-- start of Data to use --

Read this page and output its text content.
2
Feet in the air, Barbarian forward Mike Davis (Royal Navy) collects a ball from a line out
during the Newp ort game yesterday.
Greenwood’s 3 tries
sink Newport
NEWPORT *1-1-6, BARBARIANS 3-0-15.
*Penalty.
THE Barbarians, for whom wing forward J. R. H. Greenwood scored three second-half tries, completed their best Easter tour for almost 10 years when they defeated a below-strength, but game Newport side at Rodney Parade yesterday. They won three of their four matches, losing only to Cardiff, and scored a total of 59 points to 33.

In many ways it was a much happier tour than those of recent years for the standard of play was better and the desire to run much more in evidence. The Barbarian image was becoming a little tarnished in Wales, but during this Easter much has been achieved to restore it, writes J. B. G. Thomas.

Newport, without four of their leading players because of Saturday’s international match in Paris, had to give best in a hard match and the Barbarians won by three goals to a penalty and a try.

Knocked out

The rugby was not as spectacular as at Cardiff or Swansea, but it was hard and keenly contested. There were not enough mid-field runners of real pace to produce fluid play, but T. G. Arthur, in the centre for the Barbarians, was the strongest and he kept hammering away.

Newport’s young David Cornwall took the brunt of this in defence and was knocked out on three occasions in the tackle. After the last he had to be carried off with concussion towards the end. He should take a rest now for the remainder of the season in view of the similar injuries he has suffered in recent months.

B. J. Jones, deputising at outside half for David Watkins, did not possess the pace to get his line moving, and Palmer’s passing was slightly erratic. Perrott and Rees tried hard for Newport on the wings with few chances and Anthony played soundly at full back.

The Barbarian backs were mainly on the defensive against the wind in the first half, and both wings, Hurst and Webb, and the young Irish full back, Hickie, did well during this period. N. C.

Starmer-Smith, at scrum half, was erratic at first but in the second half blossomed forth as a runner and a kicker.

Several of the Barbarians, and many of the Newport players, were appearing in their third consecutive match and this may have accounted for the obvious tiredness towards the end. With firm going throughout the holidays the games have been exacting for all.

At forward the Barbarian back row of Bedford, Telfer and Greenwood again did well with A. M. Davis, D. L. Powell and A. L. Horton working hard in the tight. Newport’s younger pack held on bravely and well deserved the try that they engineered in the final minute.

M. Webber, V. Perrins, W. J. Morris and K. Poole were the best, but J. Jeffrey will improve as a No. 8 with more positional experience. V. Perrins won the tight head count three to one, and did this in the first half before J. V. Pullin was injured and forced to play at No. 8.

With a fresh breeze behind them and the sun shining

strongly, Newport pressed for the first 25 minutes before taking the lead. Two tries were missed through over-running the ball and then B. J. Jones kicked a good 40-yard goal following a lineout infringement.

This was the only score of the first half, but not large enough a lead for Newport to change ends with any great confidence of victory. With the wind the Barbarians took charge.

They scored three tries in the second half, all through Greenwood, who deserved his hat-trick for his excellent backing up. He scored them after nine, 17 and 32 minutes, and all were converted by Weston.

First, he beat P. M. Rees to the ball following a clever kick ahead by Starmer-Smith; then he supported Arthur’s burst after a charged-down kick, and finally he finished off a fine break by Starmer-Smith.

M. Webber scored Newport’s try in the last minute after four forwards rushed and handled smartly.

-- end of Data to use --

Given exercise
Reproduce each entry word for word.

Expected answer
Read this page and output its text content.
2
Feet in the air, Barbarian forward Mike Davis (Royal Navy) collects a ball from a line out
during the Newp ort game yesterday.
Greenwood’s 3 tries
sink Newport
NEWPORT *1-1-6, BARBARIANS 3-0-15.
*Penalty.
THE Barbarians, for whom wing forward J. R. H. Greenwood scored three second-half tries, completed their best Easter tour for almost 10 years when they defeated a below-strength, but game Newport side at Rodney Parade yesterday. They won three of their four matches, losing only to Cardiff, and scored a total of 59 points to 33.

In many ways it was a much happier tour than those of recent years for the standard of play was better and the desire to run much more in evidence. The Barbarian image was becoming a little tarnished in Wales, but during this Easter much has been achieved to restore it, writes J. B. G. Thomas.

Newport, without four of their leading players because of Saturday’s international match in Paris, had to give best in a hard match and the Barbarians won by three goals to a penalty and a try.

Knocked out

The rugby was not as spectacular as at Cardiff or Swansea, but it was hard and keenly contested. There were not enough mid-field runners of real pace to produce fluid play, but T. G. Arthur, in the centre for the Barbarians, was the strongest and he kept hammering away.

Newport’s young David Cornwall took the brunt of this in defence and was knocked out on three occasions in the tackle. After the last he had to be carried off with concussion towards the end. He should take a rest now for the remainder of the season in view of the similar injuries he has suffered in recent months.

B. J. Jones, deputising at outside half for David Watkins, did not possess the pace to get his line moving, and Palmer’s passing was slightly erratic. Perrott and Rees tried hard for Newport on the wings with few chances and Anthony played soundly at full back.

The Barbarian backs were mainly on the defensive against the wind in the first half, and both wings, Hurst and Webb, and the young Irish full back, Hickie, did well during this period. N. C.

Starmer-Smith, at scrum half, was erratic at first but in the second half blossomed forth as a runner and a kicker.

Several of the Barbarians, and many of the Newport players, were appearing in their third consecutive match and this may have accounted for the obvious tiredness towards the end. With firm going throughout the holidays the games have been exacting for all.

At forward the Barbarian back row of Bedford, Telfer and Greenwood again did well with A. M. Davis, D. L. Powell and A. L. Horton working hard in the tight. Newport’s younger pack held on bravely and well deserved the try that they engineered in the final minute.

M. Webber, V. Perrins, W. J. Morris and K. Poole were the best, but J. Jeffrey will improve as a No. 8 with more positional experience. V. Perrins won the tight head count three to one, and did this in the first half before J. V. Pullin was injured and forced to play at No. 8.

With a fresh breeze behind them and the sun shining

strongly, Newport pressed for the first 25 minutes before taking the lead. Two tries were missed through over-running the ball and then B. J. Jones kicked a good 40-yard goal following a lineout infringement.

This was the only score of the first half, but not large enough a lead for Newport to change ends with any great confidence of victory. With the wind the Barbarians took charge.

They scored three tries in the second half, all through Greenwood, who deserved his hat-trick for his excellent backing up. He scored them after nine, 17 and 32 minutes, and all were converted by Weston.

First, he beat P. M. Rees to the ball following a clever kick ahead by Starmer-Smith; then he supported Arthur’s burst after a charged-down kick, and finally he finished off a fine break by Starmer-Smith.

M. Webber scored Newport’s try in the last minute after four forwards rushed and handled smartly.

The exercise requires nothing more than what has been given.